Items from a figure collection:
==============================

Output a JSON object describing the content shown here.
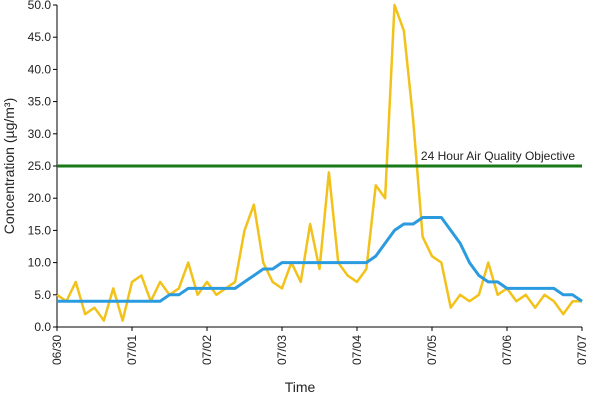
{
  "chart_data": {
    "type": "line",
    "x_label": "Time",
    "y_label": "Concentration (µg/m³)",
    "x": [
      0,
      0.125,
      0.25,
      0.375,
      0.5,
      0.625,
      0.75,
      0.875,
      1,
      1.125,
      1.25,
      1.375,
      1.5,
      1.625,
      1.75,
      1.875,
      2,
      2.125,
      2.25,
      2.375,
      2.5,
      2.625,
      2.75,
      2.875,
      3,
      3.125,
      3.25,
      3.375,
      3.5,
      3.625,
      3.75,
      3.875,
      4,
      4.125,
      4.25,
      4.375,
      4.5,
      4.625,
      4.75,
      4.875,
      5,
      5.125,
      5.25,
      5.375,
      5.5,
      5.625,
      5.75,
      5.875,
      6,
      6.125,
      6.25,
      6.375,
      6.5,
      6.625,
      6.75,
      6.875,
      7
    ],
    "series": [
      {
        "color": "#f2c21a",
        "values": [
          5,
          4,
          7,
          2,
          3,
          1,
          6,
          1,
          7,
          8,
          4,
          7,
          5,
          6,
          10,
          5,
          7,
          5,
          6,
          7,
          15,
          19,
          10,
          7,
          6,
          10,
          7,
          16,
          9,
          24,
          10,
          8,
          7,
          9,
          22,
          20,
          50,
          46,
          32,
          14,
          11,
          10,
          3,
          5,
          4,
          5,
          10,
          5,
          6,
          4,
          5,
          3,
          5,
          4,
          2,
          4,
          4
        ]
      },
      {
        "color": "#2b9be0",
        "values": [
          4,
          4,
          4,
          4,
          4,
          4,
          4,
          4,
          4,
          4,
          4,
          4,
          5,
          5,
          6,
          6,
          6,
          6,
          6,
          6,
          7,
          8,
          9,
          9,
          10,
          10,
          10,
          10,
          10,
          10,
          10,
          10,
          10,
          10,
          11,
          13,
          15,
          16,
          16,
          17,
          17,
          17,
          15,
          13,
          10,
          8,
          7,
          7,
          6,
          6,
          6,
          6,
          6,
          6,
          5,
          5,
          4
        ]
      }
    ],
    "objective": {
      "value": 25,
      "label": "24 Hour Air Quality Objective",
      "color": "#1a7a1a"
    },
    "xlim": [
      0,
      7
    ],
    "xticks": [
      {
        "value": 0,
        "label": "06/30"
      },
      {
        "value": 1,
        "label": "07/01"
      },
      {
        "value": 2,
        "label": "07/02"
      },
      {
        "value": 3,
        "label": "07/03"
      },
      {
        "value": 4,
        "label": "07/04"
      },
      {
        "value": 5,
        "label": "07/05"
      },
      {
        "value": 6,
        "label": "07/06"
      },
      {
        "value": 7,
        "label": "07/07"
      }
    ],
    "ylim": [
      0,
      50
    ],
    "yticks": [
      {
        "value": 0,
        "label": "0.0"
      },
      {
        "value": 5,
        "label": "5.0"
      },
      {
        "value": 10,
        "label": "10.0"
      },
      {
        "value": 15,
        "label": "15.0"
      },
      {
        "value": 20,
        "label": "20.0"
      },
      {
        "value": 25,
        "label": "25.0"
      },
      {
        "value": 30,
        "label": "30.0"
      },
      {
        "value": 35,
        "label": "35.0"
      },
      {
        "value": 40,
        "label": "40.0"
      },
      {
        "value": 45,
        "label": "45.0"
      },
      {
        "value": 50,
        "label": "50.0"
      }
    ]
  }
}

==============================

• Problem to solve
Quote all of the entries word for word, omitting any pictures.

• Answer
Output a JSON object describing the content shown here.
{
  "chart_data": {
    "type": "line",
    "x_label": "Time",
    "y_label": "Concentration (µg/m³)",
    "x": [
      0,
      0.125,
      0.25,
      0.375,
      0.5,
      0.625,
      0.75,
      0.875,
      1,
      1.125,
      1.25,
      1.375,
      1.5,
      1.625,
      1.75,
      1.875,
      2,
      2.125,
      2.25,
      2.375,
      2.5,
      2.625,
      2.75,
      2.875,
      3,
      3.125,
      3.25,
      3.375,
      3.5,
      3.625,
      3.75,
      3.875,
      4,
      4.125,
      4.25,
      4.375,
      4.5,
      4.625,
      4.75,
      4.875,
      5,
      5.125,
      5.25,
      5.375,
      5.5,
      5.625,
      5.75,
      5.875,
      6,
      6.125,
      6.25,
      6.375,
      6.5,
      6.625,
      6.75,
      6.875,
      7
    ],
    "series": [
      {
        "color": "#f2c21a",
        "values": [
          5,
          4,
          7,
          2,
          3,
          1,
          6,
          1,
          7,
          8,
          4,
          7,
          5,
          6,
          10,
          5,
          7,
          5,
          6,
          7,
          15,
          19,
          10,
          7,
          6,
          10,
          7,
          16,
          9,
          24,
          10,
          8,
          7,
          9,
          22,
          20,
          50,
          46,
          32,
          14,
          11,
          10,
          3,
          5,
          4,
          5,
          10,
          5,
          6,
          4,
          5,
          3,
          5,
          4,
          2,
          4,
          4
        ]
      },
      {
        "color": "#2b9be0",
        "values": [
          4,
          4,
          4,
          4,
          4,
          4,
          4,
          4,
          4,
          4,
          4,
          4,
          5,
          5,
          6,
          6,
          6,
          6,
          6,
          6,
          7,
          8,
          9,
          9,
          10,
          10,
          10,
          10,
          10,
          10,
          10,
          10,
          10,
          10,
          11,
          13,
          15,
          16,
          16,
          17,
          17,
          17,
          15,
          13,
          10,
          8,
          7,
          7,
          6,
          6,
          6,
          6,
          6,
          6,
          5,
          5,
          4
        ]
      }
    ],
    "objective": {
      "value": 25,
      "label": "24 Hour Air Quality Objective",
      "color": "#1a7a1a"
    },
    "xlim": [
      0,
      7
    ],
    "xticks": [
      {
        "value": 0,
        "label": "06/30"
      },
      {
        "value": 1,
        "label": "07/01"
      },
      {
        "value": 2,
        "label": "07/02"
      },
      {
        "value": 3,
        "label": "07/03"
      },
      {
        "value": 4,
        "label": "07/04"
      },
      {
        "value": 5,
        "label": "07/05"
      },
      {
        "value": 6,
        "label": "07/06"
      },
      {
        "value": 7,
        "label": "07/07"
      }
    ],
    "ylim": [
      0,
      50
    ],
    "yticks": [
      {
        "value": 0,
        "label": "0.0"
      },
      {
        "value": 5,
        "label": "5.0"
      },
      {
        "value": 10,
        "label": "10.0"
      },
      {
        "value": 15,
        "label": "15.0"
      },
      {
        "value": 20,
        "label": "20.0"
      },
      {
        "value": 25,
        "label": "25.0"
      },
      {
        "value": 30,
        "label": "30.0"
      },
      {
        "value": 35,
        "label": "35.0"
      },
      {
        "value": 40,
        "label": "40.0"
      },
      {
        "value": 45,
        "label": "45.0"
      },
      {
        "value": 50,
        "label": "50.0"
      }
    ]
  }
}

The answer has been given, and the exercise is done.